- _WRITTEN PROBLEM_
Give the material again in full, matching it exactly.

- _MATERIAL PROVIDED_
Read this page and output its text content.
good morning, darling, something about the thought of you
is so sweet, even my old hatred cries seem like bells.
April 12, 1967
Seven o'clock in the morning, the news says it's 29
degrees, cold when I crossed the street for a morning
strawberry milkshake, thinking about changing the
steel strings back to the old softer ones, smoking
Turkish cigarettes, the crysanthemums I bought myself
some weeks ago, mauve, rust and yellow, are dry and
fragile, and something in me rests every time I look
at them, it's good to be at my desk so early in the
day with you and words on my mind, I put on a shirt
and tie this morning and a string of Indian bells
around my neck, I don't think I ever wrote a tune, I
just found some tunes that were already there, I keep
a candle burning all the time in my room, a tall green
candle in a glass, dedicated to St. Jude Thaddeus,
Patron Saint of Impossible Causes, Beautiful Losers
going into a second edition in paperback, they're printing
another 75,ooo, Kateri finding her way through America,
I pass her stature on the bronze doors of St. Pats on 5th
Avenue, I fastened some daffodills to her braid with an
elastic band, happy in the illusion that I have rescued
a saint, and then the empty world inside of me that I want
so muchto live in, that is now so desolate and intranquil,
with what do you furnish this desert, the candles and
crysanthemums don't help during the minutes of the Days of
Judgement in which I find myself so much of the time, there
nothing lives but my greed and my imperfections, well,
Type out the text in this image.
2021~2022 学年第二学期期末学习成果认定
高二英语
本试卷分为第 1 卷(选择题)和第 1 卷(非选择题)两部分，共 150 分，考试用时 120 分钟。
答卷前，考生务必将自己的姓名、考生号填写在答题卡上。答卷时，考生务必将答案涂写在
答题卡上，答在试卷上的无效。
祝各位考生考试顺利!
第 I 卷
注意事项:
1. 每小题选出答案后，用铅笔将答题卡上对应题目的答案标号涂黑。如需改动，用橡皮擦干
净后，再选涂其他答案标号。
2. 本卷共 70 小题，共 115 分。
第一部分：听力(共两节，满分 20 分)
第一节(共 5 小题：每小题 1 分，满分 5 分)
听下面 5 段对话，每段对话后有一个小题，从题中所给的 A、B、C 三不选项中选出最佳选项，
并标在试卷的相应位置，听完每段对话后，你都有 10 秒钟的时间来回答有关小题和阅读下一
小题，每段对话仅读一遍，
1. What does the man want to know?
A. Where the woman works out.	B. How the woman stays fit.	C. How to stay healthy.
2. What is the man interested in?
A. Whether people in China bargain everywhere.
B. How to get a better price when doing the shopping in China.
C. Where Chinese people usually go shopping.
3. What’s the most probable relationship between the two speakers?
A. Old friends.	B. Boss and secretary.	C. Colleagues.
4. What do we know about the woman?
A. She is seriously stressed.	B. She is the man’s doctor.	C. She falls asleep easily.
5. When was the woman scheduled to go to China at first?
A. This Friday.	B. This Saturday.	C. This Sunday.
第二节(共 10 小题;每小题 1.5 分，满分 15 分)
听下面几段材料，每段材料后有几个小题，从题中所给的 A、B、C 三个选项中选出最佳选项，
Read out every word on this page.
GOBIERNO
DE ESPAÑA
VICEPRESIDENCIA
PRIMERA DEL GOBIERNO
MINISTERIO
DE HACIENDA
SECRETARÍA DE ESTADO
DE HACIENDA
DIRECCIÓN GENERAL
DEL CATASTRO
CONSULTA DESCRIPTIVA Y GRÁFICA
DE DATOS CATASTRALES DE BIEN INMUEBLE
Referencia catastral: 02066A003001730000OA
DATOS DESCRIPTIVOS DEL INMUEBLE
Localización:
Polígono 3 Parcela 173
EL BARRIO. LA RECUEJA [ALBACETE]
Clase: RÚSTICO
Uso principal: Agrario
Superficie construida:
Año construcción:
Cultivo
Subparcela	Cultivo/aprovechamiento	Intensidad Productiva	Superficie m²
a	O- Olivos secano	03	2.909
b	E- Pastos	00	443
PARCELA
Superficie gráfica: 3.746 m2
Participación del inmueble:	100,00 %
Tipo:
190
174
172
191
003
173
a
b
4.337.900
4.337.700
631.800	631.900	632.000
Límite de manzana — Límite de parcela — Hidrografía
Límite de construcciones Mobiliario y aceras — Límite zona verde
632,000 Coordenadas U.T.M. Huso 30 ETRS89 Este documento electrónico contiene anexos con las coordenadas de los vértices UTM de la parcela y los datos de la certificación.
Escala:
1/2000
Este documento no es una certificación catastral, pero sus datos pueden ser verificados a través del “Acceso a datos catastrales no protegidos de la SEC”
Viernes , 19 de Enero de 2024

- _RESPONSE TO THE EXERCISE_
Read this page and output its text content.
good morning, darling, something about the thought of you
is so sweet, even my old hatred cries seem like bells.
April 12, 1967
Seven o'clock in the morning, the news says it's 29
degrees, cold when I crossed the street for a morning
strawberry milkshake, thinking about changing the
steel strings back to the old softer ones, smoking
Turkish cigarettes, the crysanthemums I bought myself
some weeks ago, mauve, rust and yellow, are dry and
fragile, and something in me rests every time I look
at them, it's good to be at my desk so early in the
day with you and words on my mind, I put on a shirt
and tie this morning and a string of Indian bells
around my neck, I don't think I ever wrote a tune, I
just found some tunes that were already there, I keep
a candle burning all the time in my room, a tall green
candle in a glass, dedicated to St. Jude Thaddeus,
Patron Saint of Impossible Causes, Beautiful Losers
going into a second edition in paperback, they're printing
another 75,ooo, Kateri finding her way through America,
I pass her stature on the bronze doors of St. Pats on 5th
Avenue, I fastened some daffodills to her braid with an
elastic band, happy in the illusion that I have rescued
a saint, and then the empty world inside of me that I want
so muchto live in, that is now so desolate and intranquil,
with what do you furnish this desert, the candles and
crysanthemums don't help during the minutes of the Days of
Judgement in which I find myself so much of the time, there
nothing lives but my greed and my imperfections, well,
Type out the text in this image.
2021~2022 学年第二学期期末学习成果认定
高二英语
本试卷分为第 1 卷(选择题)和第 1 卷(非选择题)两部分，共 150 分，考试用时 120 分钟。
答卷前，考生务必将自己的姓名、考生号填写在答题卡上。答卷时，考生务必将答案涂写在
答题卡上，答在试卷上的无效。
祝各位考生考试顺利!
第 I 卷
注意事项:
1. 每小题选出答案后，用铅笔将答题卡上对应题目的答案标号涂黑。如需改动，用橡皮擦干
净后，再选涂其他答案标号。
2. 本卷共 70 小题，共 115 分。
第一部分：听力(共两节，满分 20 分)
第一节(共 5 小题：每小题 1 分，满分 5 分)
听下面 5 段对话，每段对话后有一个小题，从题中所给的 A、B、C 三不选项中选出最佳选项，
并标在试卷的相应位置，听完每段对话后，你都有 10 秒钟的时间来回答有关小题和阅读下一
小题，每段对话仅读一遍，
1. What does the man want to know?
A. Where the woman works out.	B. How the woman stays fit.	C. How to stay healthy.
2. What is the man interested in?
A. Whether people in China bargain everywhere.
B. How to get a better price when doing the shopping in China.
C. Where Chinese people usually go shopping.
3. What’s the most probable relationship between the two speakers?
A. Old friends.	B. Boss and secretary.	C. Colleagues.
4. What do we know about the woman?
A. She is seriously stressed.	B. She is the man’s doctor.	C. She falls asleep easily.
5. When was the woman scheduled to go to China at first?
A. This Friday.	B. This Saturday.	C. This Sunday.
第二节(共 10 小题;每小题 1.5 分，满分 15 分)
听下面几段材料，每段材料后有几个小题，从题中所给的 A、B、C 三个选项中选出最佳选项，
Read out every word on this page.
GOBIERNO
DE ESPAÑA
VICEPRESIDENCIA
PRIMERA DEL GOBIERNO
MINISTERIO
DE HACIENDA
SECRETARÍA DE ESTADO
DE HACIENDA
DIRECCIÓN GENERAL
DEL CATASTRO
CONSULTA DESCRIPTIVA Y GRÁFICA
DE DATOS CATASTRALES DE BIEN INMUEBLE
Referencia catastral: 02066A003001730000OA
DATOS DESCRIPTIVOS DEL INMUEBLE
Localización:
Polígono 3 Parcela 173
EL BARRIO. LA RECUEJA [ALBACETE]
Clase: RÚSTICO
Uso principal: Agrario
Superficie construida:
Año construcción:
Cultivo
Subparcela	Cultivo/aprovechamiento	Intensidad Productiva	Superficie m²
a	O- Olivos secano	03	2.909
b	E- Pastos	00	443
PARCELA
Superficie gráfica: 3.746 m2
Participación del inmueble:	100,00 %
Tipo:
190
174
172
191
003
173
a
b
4.337.900
4.337.700
631.800	631.900	632.000
Límite de manzana — Límite de parcela — Hidrografía
Límite de construcciones Mobiliario y aceras — Límite zona verde
632,000 Coordenadas U.T.M. Huso 30 ETRS89 Este documento electrónico contiene anexos con las coordenadas de los vértices UTM de la parcela y los datos de la certificación.
Escala:
1/2000
Este documento no es una certificación catastral, pero sus datos pueden ser verificados a través del “Acceso a datos catastrales no protegidos de la SEC”
Viernes , 19 de Enero de 2024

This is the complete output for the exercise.